■ Input records ■
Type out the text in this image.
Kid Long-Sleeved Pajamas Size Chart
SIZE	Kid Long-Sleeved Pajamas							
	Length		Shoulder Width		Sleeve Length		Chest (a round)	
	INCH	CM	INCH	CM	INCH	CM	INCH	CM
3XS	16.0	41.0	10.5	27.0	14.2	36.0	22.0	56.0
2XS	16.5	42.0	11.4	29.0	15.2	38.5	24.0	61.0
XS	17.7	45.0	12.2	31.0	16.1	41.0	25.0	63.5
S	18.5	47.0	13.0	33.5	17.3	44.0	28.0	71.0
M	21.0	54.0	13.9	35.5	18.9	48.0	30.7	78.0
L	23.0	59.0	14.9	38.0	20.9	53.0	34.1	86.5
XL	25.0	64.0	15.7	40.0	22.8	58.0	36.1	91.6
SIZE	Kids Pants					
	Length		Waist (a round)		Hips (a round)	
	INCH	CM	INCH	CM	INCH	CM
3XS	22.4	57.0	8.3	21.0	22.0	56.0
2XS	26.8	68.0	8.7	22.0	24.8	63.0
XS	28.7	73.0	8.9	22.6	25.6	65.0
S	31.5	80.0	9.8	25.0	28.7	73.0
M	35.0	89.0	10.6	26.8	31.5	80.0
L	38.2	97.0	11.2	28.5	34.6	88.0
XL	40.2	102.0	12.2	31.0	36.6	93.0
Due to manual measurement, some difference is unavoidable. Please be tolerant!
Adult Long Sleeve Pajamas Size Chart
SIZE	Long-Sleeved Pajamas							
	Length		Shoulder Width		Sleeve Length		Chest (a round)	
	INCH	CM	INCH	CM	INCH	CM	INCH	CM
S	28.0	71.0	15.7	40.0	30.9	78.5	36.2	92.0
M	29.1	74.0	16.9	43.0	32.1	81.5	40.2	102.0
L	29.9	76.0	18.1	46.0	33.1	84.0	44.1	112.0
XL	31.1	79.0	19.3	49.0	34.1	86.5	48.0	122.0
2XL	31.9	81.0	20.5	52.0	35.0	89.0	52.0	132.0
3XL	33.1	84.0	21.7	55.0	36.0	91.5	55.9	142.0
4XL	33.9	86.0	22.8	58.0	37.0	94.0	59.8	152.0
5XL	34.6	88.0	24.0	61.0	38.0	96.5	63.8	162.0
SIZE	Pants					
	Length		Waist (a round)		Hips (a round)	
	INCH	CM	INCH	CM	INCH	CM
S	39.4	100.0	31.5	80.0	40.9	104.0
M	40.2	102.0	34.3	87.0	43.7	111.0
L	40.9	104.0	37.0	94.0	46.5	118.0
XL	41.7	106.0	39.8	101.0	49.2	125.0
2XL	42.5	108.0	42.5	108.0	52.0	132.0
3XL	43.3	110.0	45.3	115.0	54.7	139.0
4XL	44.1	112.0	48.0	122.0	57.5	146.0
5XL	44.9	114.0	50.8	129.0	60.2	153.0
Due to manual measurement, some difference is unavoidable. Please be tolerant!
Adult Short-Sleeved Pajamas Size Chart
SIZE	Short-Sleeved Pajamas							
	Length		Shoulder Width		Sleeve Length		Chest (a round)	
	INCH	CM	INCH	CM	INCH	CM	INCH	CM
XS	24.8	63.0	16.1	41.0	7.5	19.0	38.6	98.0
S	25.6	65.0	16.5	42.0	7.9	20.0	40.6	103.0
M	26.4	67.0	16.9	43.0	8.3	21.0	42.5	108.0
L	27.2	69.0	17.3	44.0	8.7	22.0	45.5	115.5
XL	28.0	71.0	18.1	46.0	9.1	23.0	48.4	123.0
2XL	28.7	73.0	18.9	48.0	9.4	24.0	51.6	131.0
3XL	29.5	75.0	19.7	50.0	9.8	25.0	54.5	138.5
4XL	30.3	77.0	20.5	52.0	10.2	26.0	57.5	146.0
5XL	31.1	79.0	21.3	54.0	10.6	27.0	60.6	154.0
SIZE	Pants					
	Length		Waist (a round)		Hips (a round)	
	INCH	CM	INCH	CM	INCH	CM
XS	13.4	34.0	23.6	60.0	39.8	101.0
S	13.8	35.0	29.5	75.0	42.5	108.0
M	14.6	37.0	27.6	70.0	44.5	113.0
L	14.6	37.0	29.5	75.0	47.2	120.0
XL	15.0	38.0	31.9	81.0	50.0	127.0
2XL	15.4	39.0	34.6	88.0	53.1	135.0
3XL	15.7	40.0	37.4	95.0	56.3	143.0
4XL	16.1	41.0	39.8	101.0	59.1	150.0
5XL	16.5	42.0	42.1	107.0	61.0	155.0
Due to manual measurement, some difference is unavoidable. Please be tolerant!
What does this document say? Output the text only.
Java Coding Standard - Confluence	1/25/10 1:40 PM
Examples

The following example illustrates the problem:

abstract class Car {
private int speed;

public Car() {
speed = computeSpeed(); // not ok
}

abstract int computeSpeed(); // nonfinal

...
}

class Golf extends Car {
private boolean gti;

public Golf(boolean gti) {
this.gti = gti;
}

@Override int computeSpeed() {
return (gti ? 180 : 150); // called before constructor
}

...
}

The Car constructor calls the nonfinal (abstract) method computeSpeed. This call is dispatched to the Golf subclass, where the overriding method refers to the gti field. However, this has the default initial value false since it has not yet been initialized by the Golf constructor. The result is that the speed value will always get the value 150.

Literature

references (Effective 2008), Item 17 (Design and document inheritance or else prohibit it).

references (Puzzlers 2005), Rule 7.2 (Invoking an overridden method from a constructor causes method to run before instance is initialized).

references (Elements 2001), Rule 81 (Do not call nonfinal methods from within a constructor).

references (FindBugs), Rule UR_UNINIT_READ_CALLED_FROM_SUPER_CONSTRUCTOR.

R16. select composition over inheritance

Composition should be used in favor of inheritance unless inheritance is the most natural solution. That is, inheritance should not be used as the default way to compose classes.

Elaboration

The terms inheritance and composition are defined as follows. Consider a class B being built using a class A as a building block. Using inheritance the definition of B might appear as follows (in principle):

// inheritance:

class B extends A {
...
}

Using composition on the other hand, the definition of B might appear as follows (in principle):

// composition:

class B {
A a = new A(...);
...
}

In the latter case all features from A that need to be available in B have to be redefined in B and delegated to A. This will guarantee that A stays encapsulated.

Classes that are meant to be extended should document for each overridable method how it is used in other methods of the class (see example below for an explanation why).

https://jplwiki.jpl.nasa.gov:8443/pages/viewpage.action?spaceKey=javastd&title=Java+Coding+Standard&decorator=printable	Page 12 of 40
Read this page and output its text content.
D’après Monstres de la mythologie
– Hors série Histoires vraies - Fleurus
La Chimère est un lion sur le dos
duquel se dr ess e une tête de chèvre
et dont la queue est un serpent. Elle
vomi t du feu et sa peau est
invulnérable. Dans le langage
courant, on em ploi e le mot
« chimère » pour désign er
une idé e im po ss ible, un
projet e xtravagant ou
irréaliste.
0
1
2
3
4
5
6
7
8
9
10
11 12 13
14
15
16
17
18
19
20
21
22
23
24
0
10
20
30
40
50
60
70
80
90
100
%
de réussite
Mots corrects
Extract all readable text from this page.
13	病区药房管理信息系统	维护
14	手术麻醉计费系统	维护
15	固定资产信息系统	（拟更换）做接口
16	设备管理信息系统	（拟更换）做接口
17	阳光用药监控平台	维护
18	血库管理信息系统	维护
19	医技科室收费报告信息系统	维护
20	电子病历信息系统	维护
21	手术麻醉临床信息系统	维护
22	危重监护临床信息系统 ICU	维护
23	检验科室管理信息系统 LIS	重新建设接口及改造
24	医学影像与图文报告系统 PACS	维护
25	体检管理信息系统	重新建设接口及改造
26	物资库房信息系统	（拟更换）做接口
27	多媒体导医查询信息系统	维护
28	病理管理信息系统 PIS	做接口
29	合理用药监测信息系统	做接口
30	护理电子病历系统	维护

■ Exercise aim ■
Return each line of the records above exactly as it reads.

■ Full solution ■
Type out the text in this image.
Kid Long-Sleeved Pajamas Size Chart
SIZE	Kid Long-Sleeved Pajamas							
	Length		Shoulder Width		Sleeve Length		Chest (a round)	
	INCH	CM	INCH	CM	INCH	CM	INCH	CM
3XS	16.0	41.0	10.5	27.0	14.2	36.0	22.0	56.0
2XS	16.5	42.0	11.4	29.0	15.2	38.5	24.0	61.0
XS	17.7	45.0	12.2	31.0	16.1	41.0	25.0	63.5
S	18.5	47.0	13.0	33.5	17.3	44.0	28.0	71.0
M	21.0	54.0	13.9	35.5	18.9	48.0	30.7	78.0
L	23.0	59.0	14.9	38.0	20.9	53.0	34.1	86.5
XL	25.0	64.0	15.7	40.0	22.8	58.0	36.1	91.6
SIZE	Kids Pants					
	Length		Waist (a round)		Hips (a round)	
	INCH	CM	INCH	CM	INCH	CM
3XS	22.4	57.0	8.3	21.0	22.0	56.0
2XS	26.8	68.0	8.7	22.0	24.8	63.0
XS	28.7	73.0	8.9	22.6	25.6	65.0
S	31.5	80.0	9.8	25.0	28.7	73.0
M	35.0	89.0	10.6	26.8	31.5	80.0
L	38.2	97.0	11.2	28.5	34.6	88.0
XL	40.2	102.0	12.2	31.0	36.6	93.0
Due to manual measurement, some difference is unavoidable. Please be tolerant!
Adult Long Sleeve Pajamas Size Chart
SIZE	Long-Sleeved Pajamas							
	Length		Shoulder Width		Sleeve Length		Chest (a round)	
	INCH	CM	INCH	CM	INCH	CM	INCH	CM
S	28.0	71.0	15.7	40.0	30.9	78.5	36.2	92.0
M	29.1	74.0	16.9	43.0	32.1	81.5	40.2	102.0
L	29.9	76.0	18.1	46.0	33.1	84.0	44.1	112.0
XL	31.1	79.0	19.3	49.0	34.1	86.5	48.0	122.0
2XL	31.9	81.0	20.5	52.0	35.0	89.0	52.0	132.0
3XL	33.1	84.0	21.7	55.0	36.0	91.5	55.9	142.0
4XL	33.9	86.0	22.8	58.0	37.0	94.0	59.8	152.0
5XL	34.6	88.0	24.0	61.0	38.0	96.5	63.8	162.0
SIZE	Pants					
	Length		Waist (a round)		Hips (a round)	
	INCH	CM	INCH	CM	INCH	CM
S	39.4	100.0	31.5	80.0	40.9	104.0
M	40.2	102.0	34.3	87.0	43.7	111.0
L	40.9	104.0	37.0	94.0	46.5	118.0
XL	41.7	106.0	39.8	101.0	49.2	125.0
2XL	42.5	108.0	42.5	108.0	52.0	132.0
3XL	43.3	110.0	45.3	115.0	54.7	139.0
4XL	44.1	112.0	48.0	122.0	57.5	146.0
5XL	44.9	114.0	50.8	129.0	60.2	153.0
Due to manual measurement, some difference is unavoidable. Please be tolerant!
Adult Short-Sleeved Pajamas Size Chart
SIZE	Short-Sleeved Pajamas							
	Length		Shoulder Width		Sleeve Length		Chest (a round)	
	INCH	CM	INCH	CM	INCH	CM	INCH	CM
XS	24.8	63.0	16.1	41.0	7.5	19.0	38.6	98.0
S	25.6	65.0	16.5	42.0	7.9	20.0	40.6	103.0
M	26.4	67.0	16.9	43.0	8.3	21.0	42.5	108.0
L	27.2	69.0	17.3	44.0	8.7	22.0	45.5	115.5
XL	28.0	71.0	18.1	46.0	9.1	23.0	48.4	123.0
2XL	28.7	73.0	18.9	48.0	9.4	24.0	51.6	131.0
3XL	29.5	75.0	19.7	50.0	9.8	25.0	54.5	138.5
4XL	30.3	77.0	20.5	52.0	10.2	26.0	57.5	146.0
5XL	31.1	79.0	21.3	54.0	10.6	27.0	60.6	154.0
SIZE	Pants					
	Length		Waist (a round)		Hips (a round)	
	INCH	CM	INCH	CM	INCH	CM
XS	13.4	34.0	23.6	60.0	39.8	101.0
S	13.8	35.0	29.5	75.0	42.5	108.0
M	14.6	37.0	27.6	70.0	44.5	113.0
L	14.6	37.0	29.5	75.0	47.2	120.0
XL	15.0	38.0	31.9	81.0	50.0	127.0
2XL	15.4	39.0	34.6	88.0	53.1	135.0
3XL	15.7	40.0	37.4	95.0	56.3	143.0
4XL	16.1	41.0	39.8	101.0	59.1	150.0
5XL	16.5	42.0	42.1	107.0	61.0	155.0
Due to manual measurement, some difference is unavoidable. Please be tolerant!
What does this document say? Output the text only.
Java Coding Standard - Confluence	1/25/10 1:40 PM
Examples

The following example illustrates the problem:

abstract class Car {
private int speed;

public Car() {
speed = computeSpeed(); // not ok
}

abstract int computeSpeed(); // nonfinal

...
}

class Golf extends Car {
private boolean gti;

public Golf(boolean gti) {
this.gti = gti;
}

@Override int computeSpeed() {
return (gti ? 180 : 150); // called before constructor
}

...
}

The Car constructor calls the nonfinal (abstract) method computeSpeed. This call is dispatched to the Golf subclass, where the overriding method refers to the gti field. However, this has the default initial value false since it has not yet been initialized by the Golf constructor. The result is that the speed value will always get the value 150.

Literature

references (Effective 2008), Item 17 (Design and document inheritance or else prohibit it).

references (Puzzlers 2005), Rule 7.2 (Invoking an overridden method from a constructor causes method to run before instance is initialized).

references (Elements 2001), Rule 81 (Do not call nonfinal methods from within a constructor).

references (FindBugs), Rule UR_UNINIT_READ_CALLED_FROM_SUPER_CONSTRUCTOR.

R16. select composition over inheritance

Composition should be used in favor of inheritance unless inheritance is the most natural solution. That is, inheritance should not be used as the default way to compose classes.

Elaboration

The terms inheritance and composition are defined as follows. Consider a class B being built using a class A as a building block. Using inheritance the definition of B might appear as follows (in principle):

// inheritance:

class B extends A {
...
}

Using composition on the other hand, the definition of B might appear as follows (in principle):

// composition:

class B {
A a = new A(...);
...
}

In the latter case all features from A that need to be available in B have to be redefined in B and delegated to A. This will guarantee that A stays encapsulated.

Classes that are meant to be extended should document for each overridable method how it is used in other methods of the class (see example below for an explanation why).

https://jplwiki.jpl.nasa.gov:8443/pages/viewpage.action?spaceKey=javastd&title=Java+Coding+Standard&decorator=printable	Page 12 of 40
Read this page and output its text content.
D’après Monstres de la mythologie
– Hors série Histoires vraies - Fleurus
La Chimère est un lion sur le dos
duquel se dr ess e une tête de chèvre
et dont la queue est un serpent. Elle
vomi t du feu et sa peau est
invulnérable. Dans le langage
courant, on em ploi e le mot
« chimère » pour désign er
une idé e im po ss ible, un
projet e xtravagant ou
irréaliste.
0
1
2
3
4
5
6
7
8
9
10
11 12 13
14
15
16
17
18
19
20
21
22
23
24
0
10
20
30
40
50
60
70
80
90
100
%
de réussite
Mots corrects
Extract all readable text from this page.
13	病区药房管理信息系统	维护
14	手术麻醉计费系统	维护
15	固定资产信息系统	（拟更换）做接口
16	设备管理信息系统	（拟更换）做接口
17	阳光用药监控平台	维护
18	血库管理信息系统	维护
19	医技科室收费报告信息系统	维护
20	电子病历信息系统	维护
21	手术麻醉临床信息系统	维护
22	危重监护临床信息系统 ICU	维护
23	检验科室管理信息系统 LIS	重新建设接口及改造
24	医学影像与图文报告系统 PACS	维护
25	体检管理信息系统	重新建设接口及改造
26	物资库房信息系统	（拟更换）做接口
27	多媒体导医查询信息系统	维护
28	病理管理信息系统 PIS	做接口
29	合理用药监测信息系统	做接口
30	护理电子病历系统	维护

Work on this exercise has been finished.